• _INPUT ROWS_:
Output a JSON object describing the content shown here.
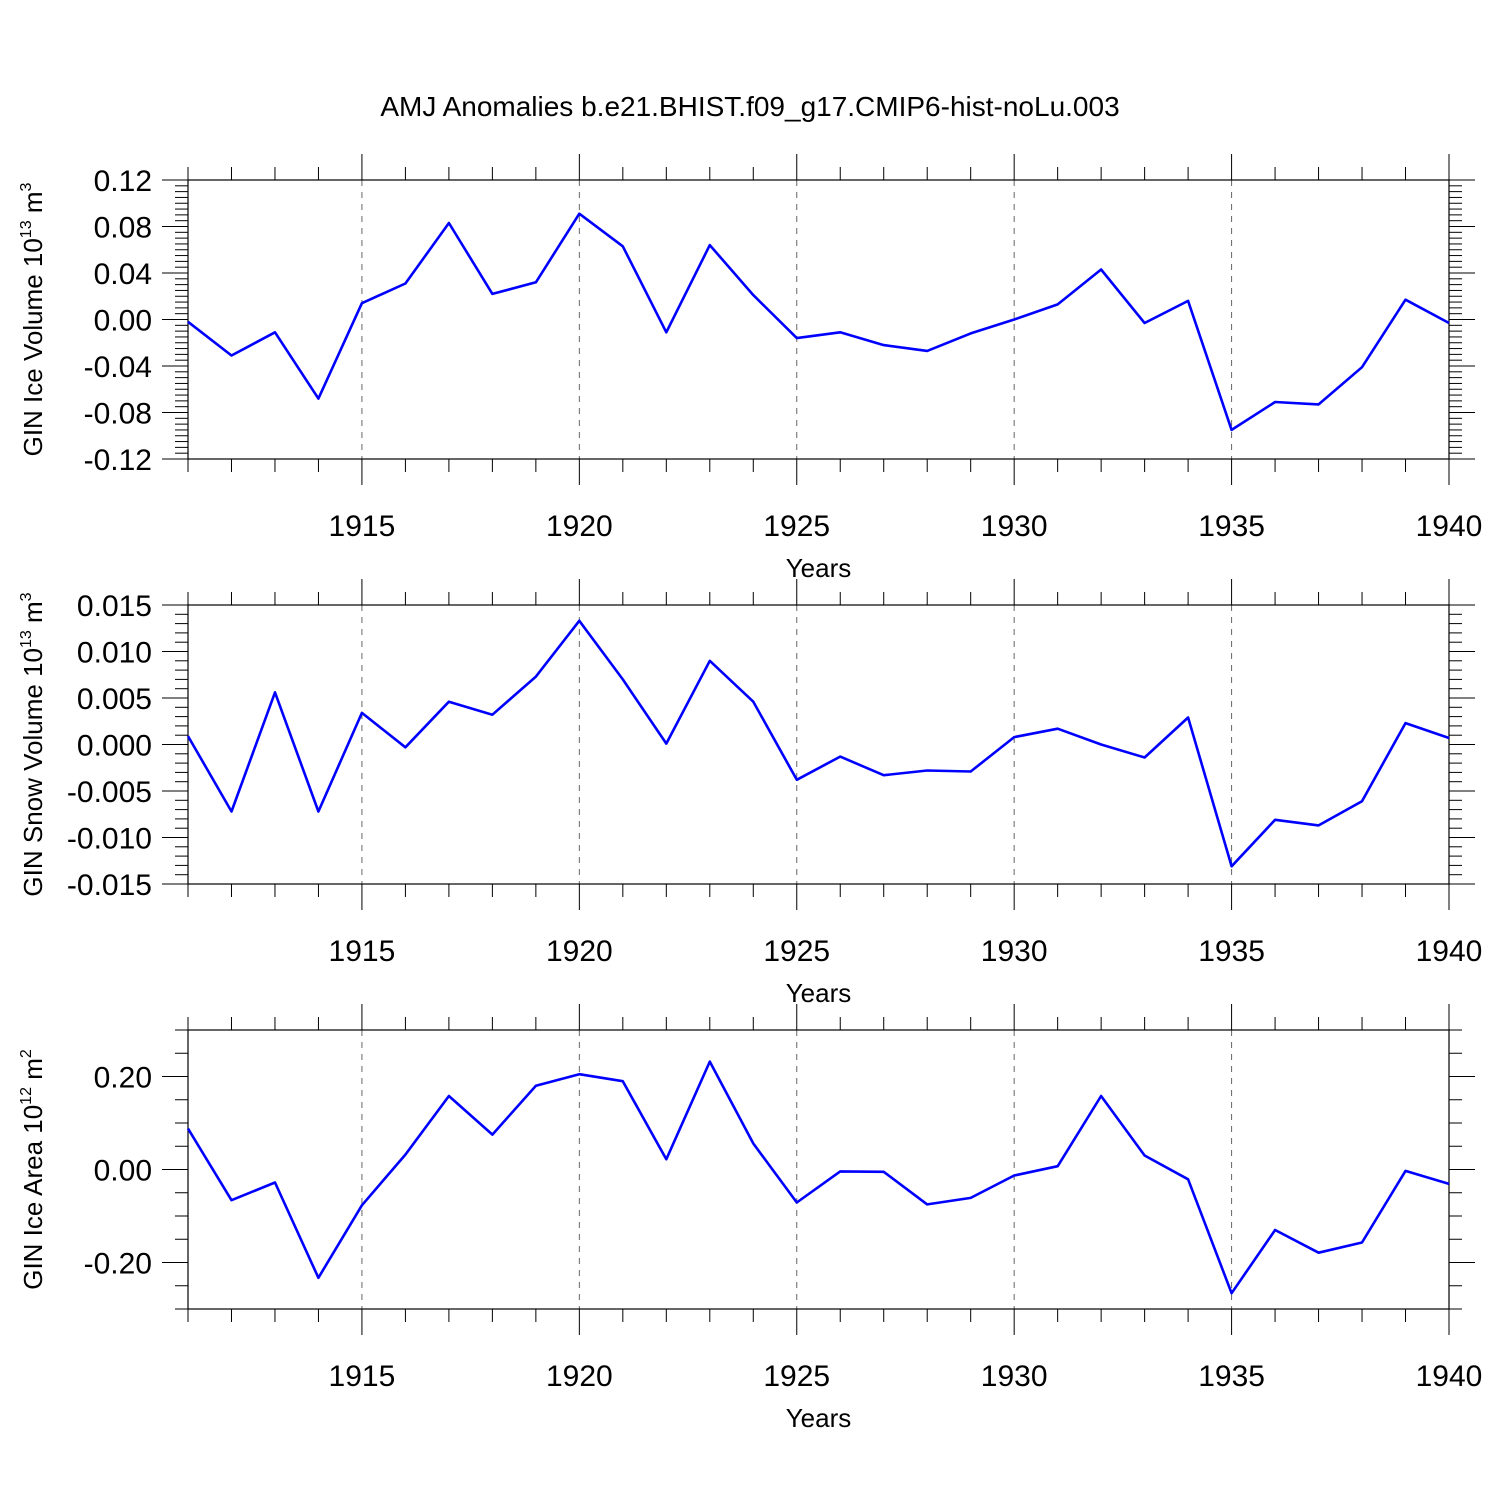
{
  "title": "AMJ Anomalies b.e21.BHIST.f09_g17.CMIP6-hist-noLu.003",
  "chart_data": [
    {
      "type": "line",
      "ylabel": {
        "prefix": "GIN Ice Volume 10",
        "exponent": "13",
        "unit": " m",
        "unit_exp": "3"
      },
      "xlabel": "Years",
      "xlim": [
        1911,
        1940
      ],
      "ylim": [
        -0.12,
        0.12
      ],
      "yticks": [
        -0.12,
        -0.08,
        -0.04,
        0.0,
        0.04,
        0.08,
        0.12
      ],
      "ytick_labels": [
        "-0.12",
        "-0.08",
        "-0.04",
        "0.00",
        "0.04",
        "0.08",
        "0.12"
      ],
      "xticks": [
        1915,
        1920,
        1925,
        1930,
        1935,
        1940
      ],
      "xtick_labels": [
        "1915",
        "1920",
        "1925",
        "1930",
        "1935",
        "1940"
      ],
      "x": [
        1911,
        1912,
        1913,
        1914,
        1915,
        1916,
        1917,
        1918,
        1919,
        1920,
        1921,
        1922,
        1923,
        1924,
        1925,
        1926,
        1927,
        1928,
        1929,
        1930,
        1931,
        1932,
        1933,
        1934,
        1935,
        1936,
        1937,
        1938,
        1939,
        1940
      ],
      "series": [
        {
          "values": [
            -0.002,
            -0.031,
            -0.011,
            -0.068,
            0.014,
            0.031,
            0.083,
            0.022,
            0.032,
            0.091,
            0.063,
            -0.011,
            0.064,
            0.021,
            -0.016,
            -0.011,
            -0.022,
            -0.027,
            -0.012,
            0.0,
            0.013,
            0.043,
            -0.003,
            0.016,
            -0.095,
            -0.071,
            -0.073,
            -0.041,
            0.017,
            -0.003
          ],
          "color": "#0000ff"
        }
      ],
      "grid": "vertical dashed at major x ticks"
    },
    {
      "type": "line",
      "ylabel": {
        "prefix": "GIN Snow Volume 10",
        "exponent": "13",
        "unit": " m",
        "unit_exp": "3"
      },
      "xlabel": "Years",
      "xlim": [
        1911,
        1940
      ],
      "ylim": [
        -0.015,
        0.015
      ],
      "yticks": [
        -0.015,
        -0.01,
        -0.005,
        0.0,
        0.005,
        0.01,
        0.015
      ],
      "ytick_labels": [
        "-0.015",
        "-0.010",
        "-0.005",
        "0.000",
        "0.005",
        "0.010",
        "0.015"
      ],
      "xticks": [
        1915,
        1920,
        1925,
        1930,
        1935,
        1940
      ],
      "xtick_labels": [
        "1915",
        "1920",
        "1925",
        "1930",
        "1935",
        "1940"
      ],
      "x": [
        1911,
        1912,
        1913,
        1914,
        1915,
        1916,
        1917,
        1918,
        1919,
        1920,
        1921,
        1922,
        1923,
        1924,
        1925,
        1926,
        1927,
        1928,
        1929,
        1930,
        1931,
        1932,
        1933,
        1934,
        1935,
        1936,
        1937,
        1938,
        1939,
        1940
      ],
      "series": [
        {
          "values": [
            0.0009,
            -0.0072,
            0.0056,
            -0.0072,
            0.0034,
            -0.0003,
            0.0046,
            0.0032,
            0.0073,
            0.0133,
            0.007,
            0.0001,
            0.009,
            0.0046,
            -0.0038,
            -0.0013,
            -0.0033,
            -0.0028,
            -0.0029,
            0.0008,
            0.0017,
            0.0,
            -0.0014,
            0.0029,
            -0.0131,
            -0.0081,
            -0.0087,
            -0.0061,
            0.0023,
            0.0007
          ],
          "color": "#0000ff"
        }
      ],
      "grid": "vertical dashed at major x ticks"
    },
    {
      "type": "line",
      "ylabel": {
        "prefix": "GIN Ice Area 10",
        "exponent": "12",
        "unit": " m",
        "unit_exp": "2"
      },
      "xlabel": "Years",
      "xlim": [
        1911,
        1940
      ],
      "ylim": [
        -0.3,
        0.3
      ],
      "yticks": [
        -0.2,
        0.0,
        0.2
      ],
      "ytick_labels": [
        "-0.20",
        "0.00",
        "0.20"
      ],
      "xticks": [
        1915,
        1920,
        1925,
        1930,
        1935,
        1940
      ],
      "xtick_labels": [
        "1915",
        "1920",
        "1925",
        "1930",
        "1935",
        "1940"
      ],
      "x": [
        1911,
        1912,
        1913,
        1914,
        1915,
        1916,
        1917,
        1918,
        1919,
        1920,
        1921,
        1922,
        1923,
        1924,
        1925,
        1926,
        1927,
        1928,
        1929,
        1930,
        1931,
        1932,
        1933,
        1934,
        1935,
        1936,
        1937,
        1938,
        1939,
        1940
      ],
      "series": [
        {
          "values": [
            0.088,
            -0.066,
            -0.028,
            -0.233,
            -0.077,
            0.032,
            0.158,
            0.075,
            0.18,
            0.205,
            0.19,
            0.022,
            0.232,
            0.056,
            -0.071,
            -0.004,
            -0.005,
            -0.075,
            -0.061,
            -0.013,
            0.007,
            0.158,
            0.03,
            -0.021,
            -0.266,
            -0.13,
            -0.179,
            -0.157,
            -0.003,
            -0.031
          ],
          "color": "#0000ff"
        }
      ],
      "grid": "vertical dashed at major x ticks"
    }
  ]
}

• _WORK TO BE COMPLETED_:
Write out again every line above exactly as given; the pictures do not belong in the copy.

• _WRITTEN RESPONSE_:
Output a JSON object describing the content shown here.
{
  "title": "AMJ Anomalies b.e21.BHIST.f09_g17.CMIP6-hist-noLu.003",
  "chart_data": [
    {
      "type": "line",
      "ylabel": {
        "prefix": "GIN Ice Volume 10",
        "exponent": "13",
        "unit": " m",
        "unit_exp": "3"
      },
      "xlabel": "Years",
      "xlim": [
        1911,
        1940
      ],
      "ylim": [
        -0.12,
        0.12
      ],
      "yticks": [
        -0.12,
        -0.08,
        -0.04,
        0.0,
        0.04,
        0.08,
        0.12
      ],
      "ytick_labels": [
        "-0.12",
        "-0.08",
        "-0.04",
        "0.00",
        "0.04",
        "0.08",
        "0.12"
      ],
      "xticks": [
        1915,
        1920,
        1925,
        1930,
        1935,
        1940
      ],
      "xtick_labels": [
        "1915",
        "1920",
        "1925",
        "1930",
        "1935",
        "1940"
      ],
      "x": [
        1911,
        1912,
        1913,
        1914,
        1915,
        1916,
        1917,
        1918,
        1919,
        1920,
        1921,
        1922,
        1923,
        1924,
        1925,
        1926,
        1927,
        1928,
        1929,
        1930,
        1931,
        1932,
        1933,
        1934,
        1935,
        1936,
        1937,
        1938,
        1939,
        1940
      ],
      "series": [
        {
          "values": [
            -0.002,
            -0.031,
            -0.011,
            -0.068,
            0.014,
            0.031,
            0.083,
            0.022,
            0.032,
            0.091,
            0.063,
            -0.011,
            0.064,
            0.021,
            -0.016,
            -0.011,
            -0.022,
            -0.027,
            -0.012,
            0.0,
            0.013,
            0.043,
            -0.003,
            0.016,
            -0.095,
            -0.071,
            -0.073,
            -0.041,
            0.017,
            -0.003
          ],
          "color": "#0000ff"
        }
      ],
      "grid": "vertical dashed at major x ticks"
    },
    {
      "type": "line",
      "ylabel": {
        "prefix": "GIN Snow Volume 10",
        "exponent": "13",
        "unit": " m",
        "unit_exp": "3"
      },
      "xlabel": "Years",
      "xlim": [
        1911,
        1940
      ],
      "ylim": [
        -0.015,
        0.015
      ],
      "yticks": [
        -0.015,
        -0.01,
        -0.005,
        0.0,
        0.005,
        0.01,
        0.015
      ],
      "ytick_labels": [
        "-0.015",
        "-0.010",
        "-0.005",
        "0.000",
        "0.005",
        "0.010",
        "0.015"
      ],
      "xticks": [
        1915,
        1920,
        1925,
        1930,
        1935,
        1940
      ],
      "xtick_labels": [
        "1915",
        "1920",
        "1925",
        "1930",
        "1935",
        "1940"
      ],
      "x": [
        1911,
        1912,
        1913,
        1914,
        1915,
        1916,
        1917,
        1918,
        1919,
        1920,
        1921,
        1922,
        1923,
        1924,
        1925,
        1926,
        1927,
        1928,
        1929,
        1930,
        1931,
        1932,
        1933,
        1934,
        1935,
        1936,
        1937,
        1938,
        1939,
        1940
      ],
      "series": [
        {
          "values": [
            0.0009,
            -0.0072,
            0.0056,
            -0.0072,
            0.0034,
            -0.0003,
            0.0046,
            0.0032,
            0.0073,
            0.0133,
            0.007,
            0.0001,
            0.009,
            0.0046,
            -0.0038,
            -0.0013,
            -0.0033,
            -0.0028,
            -0.0029,
            0.0008,
            0.0017,
            0.0,
            -0.0014,
            0.0029,
            -0.0131,
            -0.0081,
            -0.0087,
            -0.0061,
            0.0023,
            0.0007
          ],
          "color": "#0000ff"
        }
      ],
      "grid": "vertical dashed at major x ticks"
    },
    {
      "type": "line",
      "ylabel": {
        "prefix": "GIN Ice Area 10",
        "exponent": "12",
        "unit": " m",
        "unit_exp": "2"
      },
      "xlabel": "Years",
      "xlim": [
        1911,
        1940
      ],
      "ylim": [
        -0.3,
        0.3
      ],
      "yticks": [
        -0.2,
        0.0,
        0.2
      ],
      "ytick_labels": [
        "-0.20",
        "0.00",
        "0.20"
      ],
      "xticks": [
        1915,
        1920,
        1925,
        1930,
        1935,
        1940
      ],
      "xtick_labels": [
        "1915",
        "1920",
        "1925",
        "1930",
        "1935",
        "1940"
      ],
      "x": [
        1911,
        1912,
        1913,
        1914,
        1915,
        1916,
        1917,
        1918,
        1919,
        1920,
        1921,
        1922,
        1923,
        1924,
        1925,
        1926,
        1927,
        1928,
        1929,
        1930,
        1931,
        1932,
        1933,
        1934,
        1935,
        1936,
        1937,
        1938,
        1939,
        1940
      ],
      "series": [
        {
          "values": [
            0.088,
            -0.066,
            -0.028,
            -0.233,
            -0.077,
            0.032,
            0.158,
            0.075,
            0.18,
            0.205,
            0.19,
            0.022,
            0.232,
            0.056,
            -0.071,
            -0.004,
            -0.005,
            -0.075,
            -0.061,
            -0.013,
            0.007,
            0.158,
            0.03,
            -0.021,
            -0.266,
            -0.13,
            -0.179,
            -0.157,
            -0.003,
            -0.031
          ],
          "color": "#0000ff"
        }
      ],
      "grid": "vertical dashed at major x ticks"
    }
  ]
}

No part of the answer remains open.